* **给定文本**:
_ _ _ _ _

安装

pip install -i https://pypi.tuna.tsinghua.edu.cn/simple dbt-core

pip install -i https://pypi.tuna.tsinghua.edu.cn/simple --upgrade dbt-mysql

dbt --version

Core:
  - installed: 1.1.5
  - latest:    1.5.0 - Update available!
  Your version of dbt-core is out of date!
  You can find instructions for upgrading here:
  https://docs.getdbt.com/docs/installation
Plugins:
  - mariadb: 1.1.0 - Could not determine latest version
  - mysql:   1.1.0 - Up to date!
  - mysql5:  1.1.0 - Could not determine latest version

创建项目与连接数据库

在命令行中进入自己常用的存放代码的文件夹之后，按照下面步骤操作，就可以创建一个新的项目：

dbt init dbt_hello_world

06:42:48  Running with dbt=1.1.5
06:42:48  Creating dbt configuration folder at C:\Users\wrss01\.dbt
Which database would you like to use?
[1] mariadb
[2] mysql
[3] mysql5
(Don't see the one you want? https://docs.getdbt.com/docs/available-adapters)
Enter a number: 2
06:43:04  Profile dbt_hello_world written to C:\Users\wrss01\.dbt\profiles.yml using target's sample configuration. Once updated, you'll be able to start developing with dbt.
06:43:04
Your new dbt project "dbt_hello_world" was created!
For more information on how to configure the profiles.yml file,
please consult the dbt documentation here:
  https://docs.getdbt.com/docs/configure-your-profile
One more thing:
Need help? Don't hesitate to reach out to us via GitHub issues or on Slack:
  https://community.getdbt.com/
Happy modeling!

_ _ _ _ _

* **任务要求**:
逐字抄录给定文本中“dbt init dbt_hello_world”与“Which database would you like to use?”之间的内容，首尾两处均包括在内。 只依据给定文本作答。

_ _ _ _ _

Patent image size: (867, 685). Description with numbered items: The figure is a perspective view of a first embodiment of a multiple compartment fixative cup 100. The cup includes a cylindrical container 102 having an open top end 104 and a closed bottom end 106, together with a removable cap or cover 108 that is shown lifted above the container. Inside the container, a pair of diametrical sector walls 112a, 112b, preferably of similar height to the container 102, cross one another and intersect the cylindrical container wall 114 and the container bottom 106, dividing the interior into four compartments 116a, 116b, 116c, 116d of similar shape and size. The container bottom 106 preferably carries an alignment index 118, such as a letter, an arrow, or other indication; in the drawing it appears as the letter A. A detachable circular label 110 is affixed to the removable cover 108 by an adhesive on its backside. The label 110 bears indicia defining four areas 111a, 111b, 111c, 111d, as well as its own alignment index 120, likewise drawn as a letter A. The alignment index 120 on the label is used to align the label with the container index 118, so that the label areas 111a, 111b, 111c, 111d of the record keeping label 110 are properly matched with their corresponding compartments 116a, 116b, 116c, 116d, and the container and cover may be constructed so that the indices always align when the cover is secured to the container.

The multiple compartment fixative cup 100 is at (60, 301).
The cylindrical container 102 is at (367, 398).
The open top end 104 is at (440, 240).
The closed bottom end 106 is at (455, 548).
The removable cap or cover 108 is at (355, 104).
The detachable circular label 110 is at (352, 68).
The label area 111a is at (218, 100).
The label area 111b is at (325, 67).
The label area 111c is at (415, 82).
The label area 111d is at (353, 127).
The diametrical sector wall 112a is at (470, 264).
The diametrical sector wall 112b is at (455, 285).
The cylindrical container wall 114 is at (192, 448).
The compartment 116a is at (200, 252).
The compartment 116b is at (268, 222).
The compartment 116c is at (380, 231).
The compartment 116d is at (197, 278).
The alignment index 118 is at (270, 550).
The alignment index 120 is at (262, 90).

_ _ _ _ _

* **参考答案**:
dbt init dbt_hello_world

06:42:48  Running with dbt=1.1.5
06:42:48  Creating dbt configuration folder at C:\Users\wrss01\.dbt
Which database would you like to use?